■ **Work to do**
Your task is to print all of the data word for word.

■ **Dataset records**
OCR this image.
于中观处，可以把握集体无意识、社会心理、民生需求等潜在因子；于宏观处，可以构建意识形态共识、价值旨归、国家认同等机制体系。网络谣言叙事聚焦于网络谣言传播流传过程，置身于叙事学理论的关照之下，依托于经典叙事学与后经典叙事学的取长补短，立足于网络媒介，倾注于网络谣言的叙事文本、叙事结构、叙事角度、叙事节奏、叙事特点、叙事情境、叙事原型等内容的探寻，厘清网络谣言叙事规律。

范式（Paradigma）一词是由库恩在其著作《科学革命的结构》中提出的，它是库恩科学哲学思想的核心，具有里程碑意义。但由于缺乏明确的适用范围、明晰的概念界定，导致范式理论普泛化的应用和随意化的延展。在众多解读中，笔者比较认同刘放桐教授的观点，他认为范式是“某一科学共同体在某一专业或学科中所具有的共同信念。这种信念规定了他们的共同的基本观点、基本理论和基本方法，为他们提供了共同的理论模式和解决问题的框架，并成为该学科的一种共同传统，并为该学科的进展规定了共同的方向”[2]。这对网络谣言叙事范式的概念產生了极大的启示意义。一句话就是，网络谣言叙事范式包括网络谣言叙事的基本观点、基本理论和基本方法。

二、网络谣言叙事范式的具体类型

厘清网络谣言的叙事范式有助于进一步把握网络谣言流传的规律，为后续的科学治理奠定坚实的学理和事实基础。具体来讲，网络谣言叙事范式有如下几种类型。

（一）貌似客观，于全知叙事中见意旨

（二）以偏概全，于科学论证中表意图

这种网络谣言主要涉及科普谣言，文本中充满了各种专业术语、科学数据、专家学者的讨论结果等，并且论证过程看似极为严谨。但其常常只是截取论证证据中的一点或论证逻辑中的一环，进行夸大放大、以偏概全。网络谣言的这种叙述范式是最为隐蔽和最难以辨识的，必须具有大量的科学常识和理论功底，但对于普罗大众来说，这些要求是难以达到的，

■ **Problem solution**
OCR this image.
于中观处，可以把握集体无意识、社会心理、民生需求等潜在因子；于宏观处，可以构建意识形态共识、价值旨归、国家认同等机制体系。网络谣言叙事聚焦于网络谣言传播流传过程，置身于叙事学理论的关照之下，依托于经典叙事学与后经典叙事学的取长补短，立足于网络媒介，倾注于网络谣言的叙事文本、叙事结构、叙事角度、叙事节奏、叙事特点、叙事情境、叙事原型等内容的探寻，厘清网络谣言叙事规律。

范式（Paradigma）一词是由库恩在其著作《科学革命的结构》中提出的，它是库恩科学哲学思想的核心，具有里程碑意义。但由于缺乏明确的适用范围、明晰的概念界定，导致范式理论普泛化的应用和随意化的延展。在众多解读中，笔者比较认同刘放桐教授的观点，他认为范式是“某一科学共同体在某一专业或学科中所具有的共同信念。这种信念规定了他们的共同的基本观点、基本理论和基本方法，为他们提供了共同的理论模式和解决问题的框架，并成为该学科的一种共同传统，并为该学科的进展规定了共同的方向”[2]。这对网络谣言叙事范式的概念產生了极大的启示意义。一句话就是，网络谣言叙事范式包括网络谣言叙事的基本观点、基本理论和基本方法。

二、网络谣言叙事范式的具体类型

厘清网络谣言的叙事范式有助于进一步把握网络谣言流传的规律，为后续的科学治理奠定坚实的学理和事实基础。具体来讲，网络谣言叙事范式有如下几种类型。

（一）貌似客观，于全知叙事中见意旨

（二）以偏概全，于科学论证中表意图

这种网络谣言主要涉及科普谣言，文本中充满了各种专业术语、科学数据、专家学者的讨论结果等，并且论证过程看似极为严谨。但其常常只是截取论证证据中的一点或论证逻辑中的一环，进行夸大放大、以偏概全。网络谣言的这种叙述范式是最为隐蔽和最难以辨识的，必须具有大量的科学常识和理论功底，但对于普罗大众来说，这些要求是难以达到的，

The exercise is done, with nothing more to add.